■ **Given exercise**
Copy each line in the data that includes the word "system".

■ **The records**
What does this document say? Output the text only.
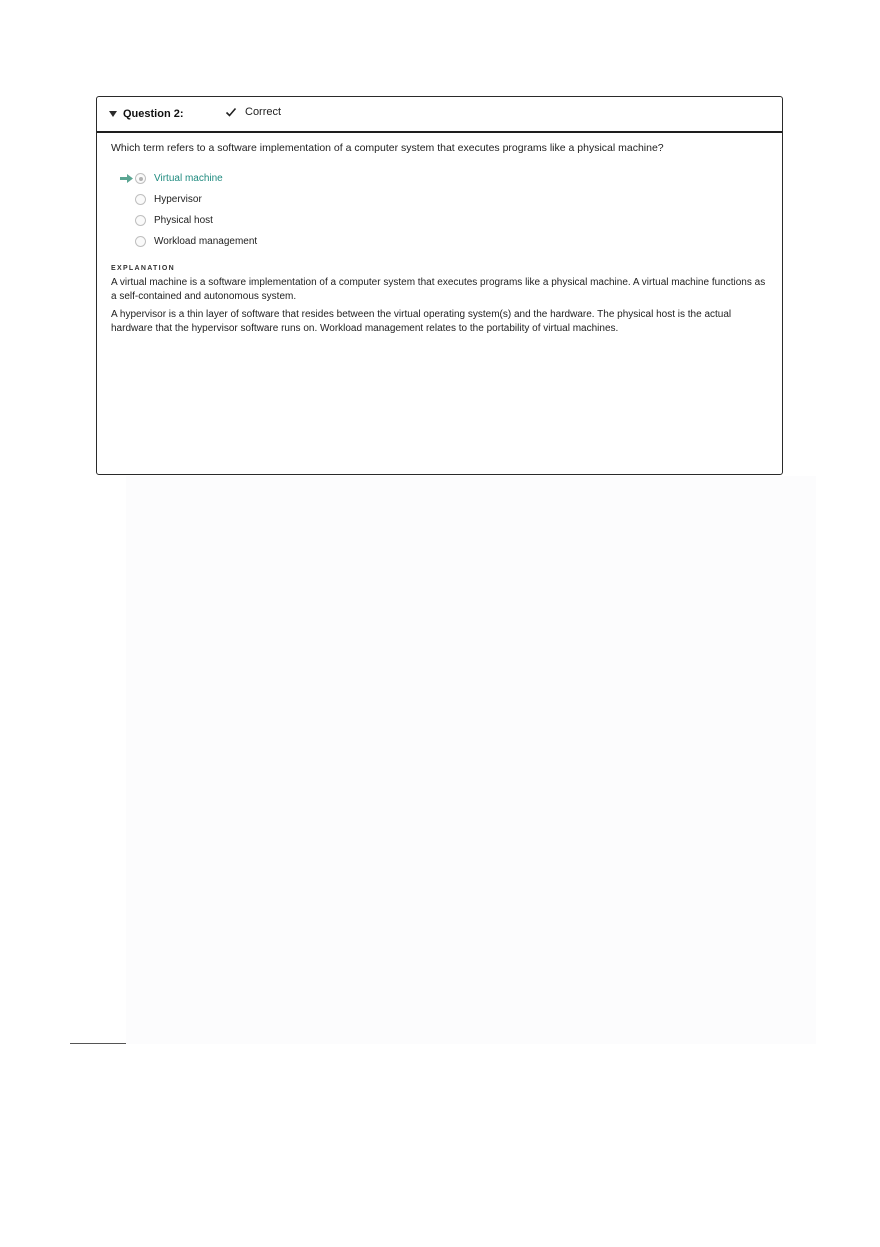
Question 2:	Correct

Which term refers to a software implementation of a computer system that executes programs like a physical machine?

Virtual machine
Hypervisor
Physical host
Workload management
EXPLANATION

A virtual machine is a software implementation of a computer system that executes programs like a physical machine. A virtual machine functions as a self-contained and autonomous system.

A hypervisor is a thin layer of software that resides between the virtual operating system(s) and the hardware. The physical host is the actual hardware that the hypervisor software runs on. Workload management relates to the portability of virtual machines.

■ **Reply to the task**
Which term refers to a software implementation of a computer system that executes programs like a physical machine?
A virtual machine is a software implementation of a computer system that executes programs like a physical machine. A virtual machine functions as a self-contained and autonomous system.
A hypervisor is a thin layer of software that resides between the virtual operating system(s) and the hardware. The physical host is the actual hardware that the hypervisor software runs on. Workload management relates to the portability of virtual machines.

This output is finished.